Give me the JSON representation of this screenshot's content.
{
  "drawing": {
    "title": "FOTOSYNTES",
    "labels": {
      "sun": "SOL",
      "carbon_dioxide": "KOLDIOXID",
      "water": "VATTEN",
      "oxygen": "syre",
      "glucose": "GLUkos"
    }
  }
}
====================
Reproduce the material above exactly; please quote every line of it.

Give me the JSON representation of this screenshot's content.
{
  "drawing": {
    "title": "FOTOSYNTES",
    "labels": {
      "sun": "SOL",
      "carbon_dioxide": "KOLDIOXID",
      "water": "VATTEN",
      "oxygen": "syre",
      "glucose": "GLUkos"
    }
  }
}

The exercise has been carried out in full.